↓↓↓

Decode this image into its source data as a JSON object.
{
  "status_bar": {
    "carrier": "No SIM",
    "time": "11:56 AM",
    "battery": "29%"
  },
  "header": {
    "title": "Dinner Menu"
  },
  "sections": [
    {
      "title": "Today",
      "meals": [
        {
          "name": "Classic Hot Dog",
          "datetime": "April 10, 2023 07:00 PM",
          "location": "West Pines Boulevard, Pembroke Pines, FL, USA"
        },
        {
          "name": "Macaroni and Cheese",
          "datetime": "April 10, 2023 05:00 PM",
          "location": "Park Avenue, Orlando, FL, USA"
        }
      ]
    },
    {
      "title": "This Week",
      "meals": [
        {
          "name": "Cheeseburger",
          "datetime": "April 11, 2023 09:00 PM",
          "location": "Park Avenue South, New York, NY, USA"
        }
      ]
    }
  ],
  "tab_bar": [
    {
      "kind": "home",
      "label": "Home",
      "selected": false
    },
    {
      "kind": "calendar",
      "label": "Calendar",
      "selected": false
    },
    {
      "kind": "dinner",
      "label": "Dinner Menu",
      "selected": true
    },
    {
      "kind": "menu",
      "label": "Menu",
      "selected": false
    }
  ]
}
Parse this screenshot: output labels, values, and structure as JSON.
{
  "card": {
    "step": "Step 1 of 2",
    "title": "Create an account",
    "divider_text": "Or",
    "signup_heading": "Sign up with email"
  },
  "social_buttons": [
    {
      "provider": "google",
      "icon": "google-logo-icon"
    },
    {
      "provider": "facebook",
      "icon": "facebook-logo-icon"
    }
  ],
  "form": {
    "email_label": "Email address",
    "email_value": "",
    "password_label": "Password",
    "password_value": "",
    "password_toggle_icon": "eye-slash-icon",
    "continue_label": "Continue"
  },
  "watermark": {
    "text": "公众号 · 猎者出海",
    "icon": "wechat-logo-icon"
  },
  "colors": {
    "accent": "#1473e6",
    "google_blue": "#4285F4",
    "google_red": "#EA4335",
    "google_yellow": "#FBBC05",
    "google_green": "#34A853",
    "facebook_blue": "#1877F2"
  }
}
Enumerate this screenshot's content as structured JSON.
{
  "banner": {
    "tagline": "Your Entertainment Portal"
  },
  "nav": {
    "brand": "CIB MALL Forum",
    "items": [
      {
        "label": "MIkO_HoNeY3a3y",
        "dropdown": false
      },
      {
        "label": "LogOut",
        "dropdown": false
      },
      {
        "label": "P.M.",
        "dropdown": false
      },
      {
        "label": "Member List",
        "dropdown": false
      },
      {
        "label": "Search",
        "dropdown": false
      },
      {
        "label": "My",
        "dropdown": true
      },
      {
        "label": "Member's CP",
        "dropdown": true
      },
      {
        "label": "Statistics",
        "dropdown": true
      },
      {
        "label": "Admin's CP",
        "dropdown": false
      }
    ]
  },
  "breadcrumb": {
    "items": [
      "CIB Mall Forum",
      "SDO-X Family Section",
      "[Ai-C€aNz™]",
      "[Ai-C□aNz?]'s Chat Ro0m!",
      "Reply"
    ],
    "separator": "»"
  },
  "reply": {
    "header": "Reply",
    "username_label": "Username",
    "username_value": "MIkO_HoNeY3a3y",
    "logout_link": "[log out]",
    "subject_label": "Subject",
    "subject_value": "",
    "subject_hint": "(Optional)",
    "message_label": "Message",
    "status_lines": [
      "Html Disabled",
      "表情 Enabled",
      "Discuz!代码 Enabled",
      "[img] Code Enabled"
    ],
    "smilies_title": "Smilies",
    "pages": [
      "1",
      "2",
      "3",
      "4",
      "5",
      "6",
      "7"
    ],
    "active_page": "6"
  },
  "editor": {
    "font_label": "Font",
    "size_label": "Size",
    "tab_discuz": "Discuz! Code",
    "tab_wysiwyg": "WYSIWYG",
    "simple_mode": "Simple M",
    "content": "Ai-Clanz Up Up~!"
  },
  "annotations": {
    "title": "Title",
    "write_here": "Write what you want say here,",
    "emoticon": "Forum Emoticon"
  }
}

↑↑↑

TASK DIRECTIONS >>
Produce a verbatim transcription of the entries above.

RESPONSE >>
Decode this image into its source data as a JSON object.
{
  "status_bar": {
    "carrier": "No SIM",
    "time": "11:56 AM",
    "battery": "29%"
  },
  "header": {
    "title": "Dinner Menu"
  },
  "sections": [
    {
      "title": "Today",
      "meals": [
        {
          "name": "Classic Hot Dog",
          "datetime": "April 10, 2023 07:00 PM",
          "location": "West Pines Boulevard, Pembroke Pines, FL, USA"
        },
        {
          "name": "Macaroni and Cheese",
          "datetime": "April 10, 2023 05:00 PM",
          "location": "Park Avenue, Orlando, FL, USA"
        }
      ]
    },
    {
      "title": "This Week",
      "meals": [
        {
          "name": "Cheeseburger",
          "datetime": "April 11, 2023 09:00 PM",
          "location": "Park Avenue South, New York, NY, USA"
        }
      ]
    }
  ],
  "tab_bar": [
    {
      "kind": "home",
      "label": "Home",
      "selected": false
    },
    {
      "kind": "calendar",
      "label": "Calendar",
      "selected": false
    },
    {
      "kind": "dinner",
      "label": "Dinner Menu",
      "selected": true
    },
    {
      "kind": "menu",
      "label": "Menu",
      "selected": false
    }
  ]
}
Parse this screenshot: output labels, values, and structure as JSON.
{
  "card": {
    "step": "Step 1 of 2",
    "title": "Create an account",
    "divider_text": "Or",
    "signup_heading": "Sign up with email"
  },
  "social_buttons": [
    {
      "provider": "google",
      "icon": "google-logo-icon"
    },
    {
      "provider": "facebook",
      "icon": "facebook-logo-icon"
    }
  ],
  "form": {
    "email_label": "Email address",
    "email_value": "",
    "password_label": "Password",
    "password_value": "",
    "password_toggle_icon": "eye-slash-icon",
    "continue_label": "Continue"
  },
  "watermark": {
    "text": "公众号 · 猎者出海",
    "icon": "wechat-logo-icon"
  },
  "colors": {
    "accent": "#1473e6",
    "google_blue": "#4285F4",
    "google_red": "#EA4335",
    "google_yellow": "#FBBC05",
    "google_green": "#34A853",
    "facebook_blue": "#1877F2"
  }
}
Enumerate this screenshot's content as structured JSON.
{
  "banner": {
    "tagline": "Your Entertainment Portal"
  },
  "nav": {
    "brand": "CIB MALL Forum",
    "items": [
      {
        "label": "MIkO_HoNeY3a3y",
        "dropdown": false
      },
      {
        "label": "LogOut",
        "dropdown": false
      },
      {
        "label": "P.M.",
        "dropdown": false
      },
      {
        "label": "Member List",
        "dropdown": false
      },
      {
        "label": "Search",
        "dropdown": false
      },
      {
        "label": "My",
        "dropdown": true
      },
      {
        "label": "Member's CP",
        "dropdown": true
      },
      {
        "label": "Statistics",
        "dropdown": true
      },
      {
        "label": "Admin's CP",
        "dropdown": false
      }
    ]
  },
  "breadcrumb": {
    "items": [
      "CIB Mall Forum",
      "SDO-X Family Section",
      "[Ai-C€aNz™]",
      "[Ai-C□aNz?]'s Chat Ro0m!",
      "Reply"
    ],
    "separator": "»"
  },
  "reply": {
    "header": "Reply",
    "username_label": "Username",
    "username_value": "MIkO_HoNeY3a3y",
    "logout_link": "[log out]",
    "subject_label": "Subject",
    "subject_value": "",
    "subject_hint": "(Optional)",
    "message_label": "Message",
    "status_lines": [
      "Html Disabled",
      "表情 Enabled",
      "Discuz!代码 Enabled",
      "[img] Code Enabled"
    ],
    "smilies_title": "Smilies",
    "pages": [
      "1",
      "2",
      "3",
      "4",
      "5",
      "6",
      "7"
    ],
    "active_page": "6"
  },
  "editor": {
    "font_label": "Font",
    "size_label": "Size",
    "tab_discuz": "Discuz! Code",
    "tab_wysiwyg": "WYSIWYG",
    "simple_mode": "Simple M",
    "content": "Ai-Clanz Up Up~!"
  },
  "annotations": {
    "title": "Title",
    "write_here": "Write what you want say here,",
    "emoticon": "Forum Emoticon"
  }
}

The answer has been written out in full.